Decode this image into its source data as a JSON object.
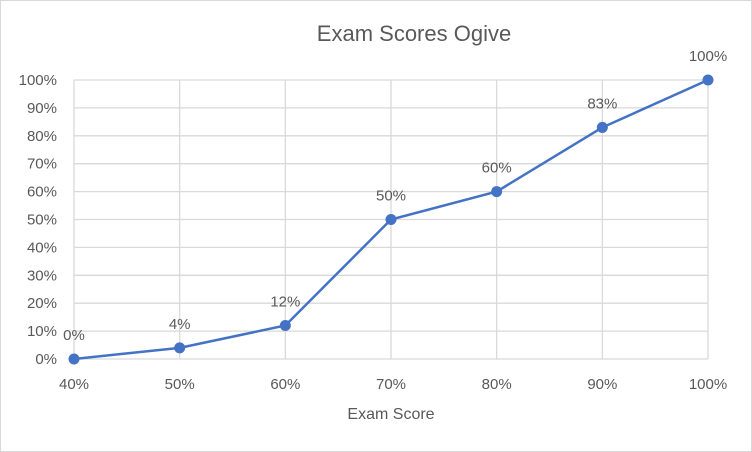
{
  "chart_data": {
    "type": "line",
    "title": "Exam Scores Ogive",
    "xlabel": "Exam Score",
    "ylabel": "",
    "categories": [
      "40%",
      "50%",
      "60%",
      "70%",
      "80%",
      "90%",
      "100%"
    ],
    "values": [
      0,
      4,
      12,
      50,
      60,
      83,
      100
    ],
    "data_labels": [
      "0%",
      "4%",
      "12%",
      "50%",
      "60%",
      "83%",
      "100%"
    ],
    "y_ticks": [
      "0%",
      "10%",
      "20%",
      "30%",
      "40%",
      "50%",
      "60%",
      "70%",
      "80%",
      "90%",
      "100%"
    ],
    "ylim": [
      0,
      100
    ],
    "grid": true,
    "markers": true,
    "legend": "none",
    "colors": {
      "series": "#4472c4",
      "grid": "#d9d9d9",
      "text": "#595959"
    }
  }
}
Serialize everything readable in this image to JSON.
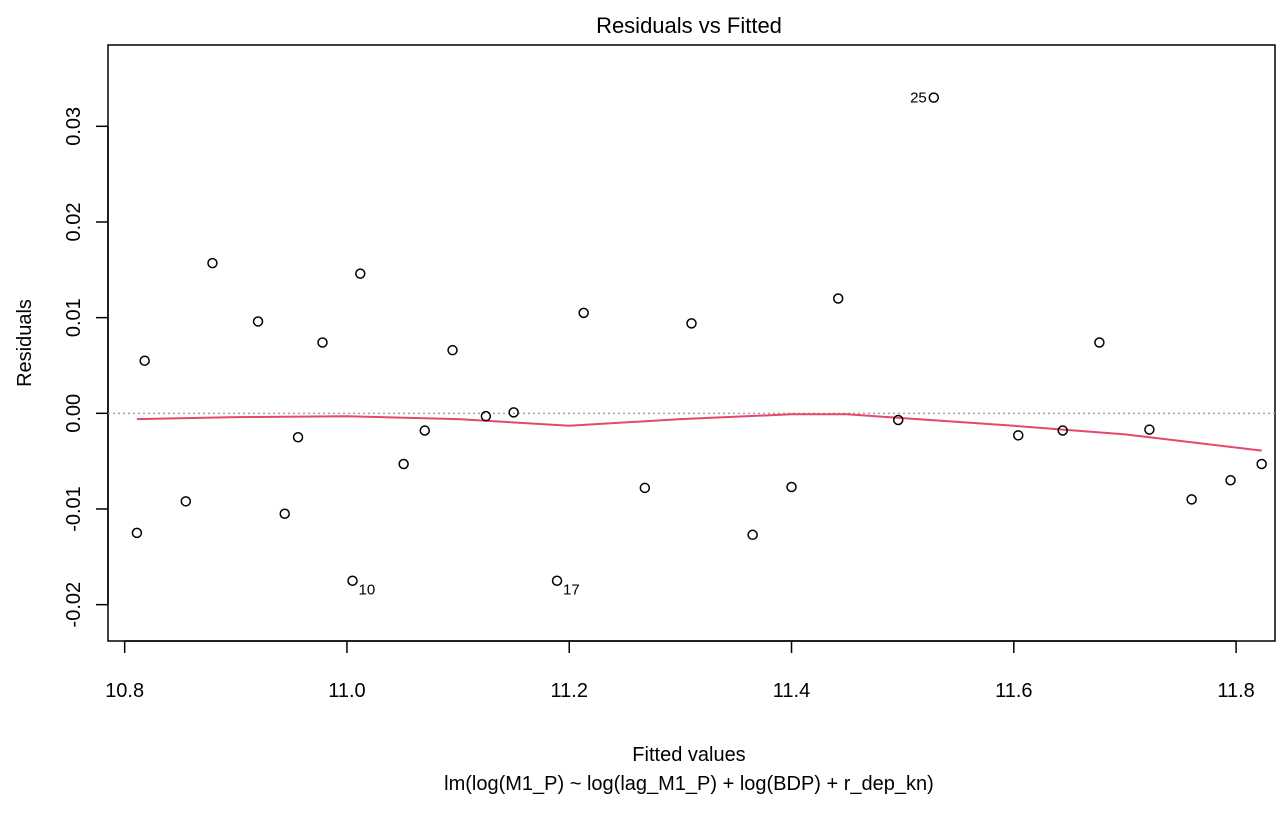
{
  "chart_data": {
    "type": "scatter",
    "title": "Residuals vs Fitted",
    "xlabel": "Fitted values",
    "subtitle": "lm(log(M1_P) ~ log(lag_M1_P) + log(BDP) + r_dep_kn)",
    "ylabel": "Residuals",
    "xlim": [
      10.785,
      11.835
    ],
    "ylim": [
      -0.0238,
      0.0385
    ],
    "x_ticks": [
      "10.8",
      "11.0",
      "11.2",
      "11.4",
      "11.6",
      "11.8"
    ],
    "y_ticks": [
      "-0.02",
      "-0.01",
      "0.00",
      "0.01",
      "0.02",
      "0.03"
    ],
    "reference_line": {
      "y": 0,
      "style": "dotted",
      "color": "#a0a0a0"
    },
    "points": [
      {
        "x": 10.811,
        "y": -0.0125
      },
      {
        "x": 10.818,
        "y": 0.0055
      },
      {
        "x": 10.855,
        "y": -0.0092
      },
      {
        "x": 10.879,
        "y": 0.0157
      },
      {
        "x": 10.92,
        "y": 0.0096
      },
      {
        "x": 10.944,
        "y": -0.0105
      },
      {
        "x": 10.956,
        "y": -0.0025
      },
      {
        "x": 10.978,
        "y": 0.0074
      },
      {
        "x": 11.005,
        "y": -0.0175,
        "label": "10"
      },
      {
        "x": 11.012,
        "y": 0.0146
      },
      {
        "x": 11.051,
        "y": -0.0053
      },
      {
        "x": 11.07,
        "y": -0.0018
      },
      {
        "x": 11.095,
        "y": 0.0066
      },
      {
        "x": 11.125,
        "y": -0.0003
      },
      {
        "x": 11.15,
        "y": 0.0001
      },
      {
        "x": 11.189,
        "y": -0.0175,
        "label": "17"
      },
      {
        "x": 11.213,
        "y": 0.0105
      },
      {
        "x": 11.268,
        "y": -0.0078
      },
      {
        "x": 11.31,
        "y": 0.0094
      },
      {
        "x": 11.365,
        "y": -0.0127
      },
      {
        "x": 11.4,
        "y": -0.0077
      },
      {
        "x": 11.442,
        "y": 0.012
      },
      {
        "x": 11.496,
        "y": -0.0007
      },
      {
        "x": 11.528,
        "y": 0.033,
        "label": "25"
      },
      {
        "x": 11.604,
        "y": -0.0023
      },
      {
        "x": 11.644,
        "y": -0.0018
      },
      {
        "x": 11.677,
        "y": 0.0074
      },
      {
        "x": 11.722,
        "y": -0.0017
      },
      {
        "x": 11.76,
        "y": -0.009
      },
      {
        "x": 11.795,
        "y": -0.007
      },
      {
        "x": 11.823,
        "y": -0.0053
      }
    ],
    "smoother": {
      "color": "#e5486a",
      "points": [
        {
          "x": 10.811,
          "y": -0.0006
        },
        {
          "x": 10.9,
          "y": -0.0004
        },
        {
          "x": 11.0,
          "y": -0.0003
        },
        {
          "x": 11.1,
          "y": -0.0006
        },
        {
          "x": 11.2,
          "y": -0.0013
        },
        {
          "x": 11.3,
          "y": -0.0006
        },
        {
          "x": 11.4,
          "y": -0.0001
        },
        {
          "x": 11.45,
          "y": -0.0001
        },
        {
          "x": 11.5,
          "y": -0.0005
        },
        {
          "x": 11.6,
          "y": -0.0013
        },
        {
          "x": 11.7,
          "y": -0.0022
        },
        {
          "x": 11.823,
          "y": -0.0039
        }
      ]
    },
    "grid": false,
    "legend": "none"
  }
}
^^^^^^^^
Reproduce all of the data exactly, omitting each picture it holds.

Decode this image into its source data as a JSON object.
{
  "chart_data": {
    "type": "line",
    "title": "Exam Scores Ogive",
    "xlabel": "Exam Score",
    "ylabel": "",
    "categories": [
      "40%",
      "50%",
      "60%",
      "70%",
      "80%",
      "90%",
      "100%"
    ],
    "values": [
      0,
      4,
      12,
      50,
      60,
      83,
      100
    ],
    "data_labels": [
      "0%",
      "4%",
      "12%",
      "50%",
      "60%",
      "83%",
      "100%"
    ],
    "y_ticks": [
      "0%",
      "10%",
      "20%",
      "30%",
      "40%",
      "50%",
      "60%",
      "70%",
      "80%",
      "90%",
      "100%"
    ],
    "ylim": [
      0,
      100
    ],
    "grid": true,
    "markers": true,
    "legend": "none",
    "colors": {
      "series": "#4472c4",
      "grid": "#d9d9d9",
      "text": "#595959"
    }
  }
}
Serialize everything readable in this image to JSON.
{
  "chart_data": {
    "type": "scatter",
    "title": "Residuals vs Fitted",
    "xlabel": "Fitted values",
    "subtitle": "lm(log(M1_P) ~ log(lag_M1_P) + log(BDP) + r_dep_kn)",
    "ylabel": "Residuals",
    "xlim": [
      10.785,
      11.835
    ],
    "ylim": [
      -0.0238,
      0.0385
    ],
    "x_ticks": [
      "10.8",
      "11.0",
      "11.2",
      "11.4",
      "11.6",
      "11.8"
    ],
    "y_ticks": [
      "-0.02",
      "-0.01",
      "0.00",
      "0.01",
      "0.02",
      "0.03"
    ],
    "reference_line": {
      "y": 0,
      "style": "dotted",
      "color": "#a0a0a0"
    },
    "points": [
      {
        "x": 10.811,
        "y": -0.0125
      },
      {
        "x": 10.818,
        "y": 0.0055
      },
      {
        "x": 10.855,
        "y": -0.0092
      },
      {
        "x": 10.879,
        "y": 0.0157
      },
      {
        "x": 10.92,
        "y": 0.0096
      },
      {
        "x": 10.944,
        "y": -0.0105
      },
      {
        "x": 10.956,
        "y": -0.0025
      },
      {
        "x": 10.978,
        "y": 0.0074
      },
      {
        "x": 11.005,
        "y": -0.0175,
        "label": "10"
      },
      {
        "x": 11.012,
        "y": 0.0146
      },
      {
        "x": 11.051,
        "y": -0.0053
      },
      {
        "x": 11.07,
        "y": -0.0018
      },
      {
        "x": 11.095,
        "y": 0.0066
      },
      {
        "x": 11.125,
        "y": -0.0003
      },
      {
        "x": 11.15,
        "y": 0.0001
      },
      {
        "x": 11.189,
        "y": -0.0175,
        "label": "17"
      },
      {
        "x": 11.213,
        "y": 0.0105
      },
      {
        "x": 11.268,
        "y": -0.0078
      },
      {
        "x": 11.31,
        "y": 0.0094
      },
      {
        "x": 11.365,
        "y": -0.0127
      },
      {
        "x": 11.4,
        "y": -0.0077
      },
      {
        "x": 11.442,
        "y": 0.012
      },
      {
        "x": 11.496,
        "y": -0.0007
      },
      {
        "x": 11.528,
        "y": 0.033,
        "label": "25"
      },
      {
        "x": 11.604,
        "y": -0.0023
      },
      {
        "x": 11.644,
        "y": -0.0018
      },
      {
        "x": 11.677,
        "y": 0.0074
      },
      {
        "x": 11.722,
        "y": -0.0017
      },
      {
        "x": 11.76,
        "y": -0.009
      },
      {
        "x": 11.795,
        "y": -0.007
      },
      {
        "x": 11.823,
        "y": -0.0053
      }
    ],
    "smoother": {
      "color": "#e5486a",
      "points": [
        {
          "x": 10.811,
          "y": -0.0006
        },
        {
          "x": 10.9,
          "y": -0.0004
        },
        {
          "x": 11.0,
          "y": -0.0003
        },
        {
          "x": 11.1,
          "y": -0.0006
        },
        {
          "x": 11.2,
          "y": -0.0013
        },
        {
          "x": 11.3,
          "y": -0.0006
        },
        {
          "x": 11.4,
          "y": -0.0001
        },
        {
          "x": 11.45,
          "y": -0.0001
        },
        {
          "x": 11.5,
          "y": -0.0005
        },
        {
          "x": 11.6,
          "y": -0.0013
        },
        {
          "x": 11.7,
          "y": -0.0022
        },
        {
          "x": 11.823,
          "y": -0.0039
        }
      ]
    },
    "grid": false,
    "legend": "none"
  }
}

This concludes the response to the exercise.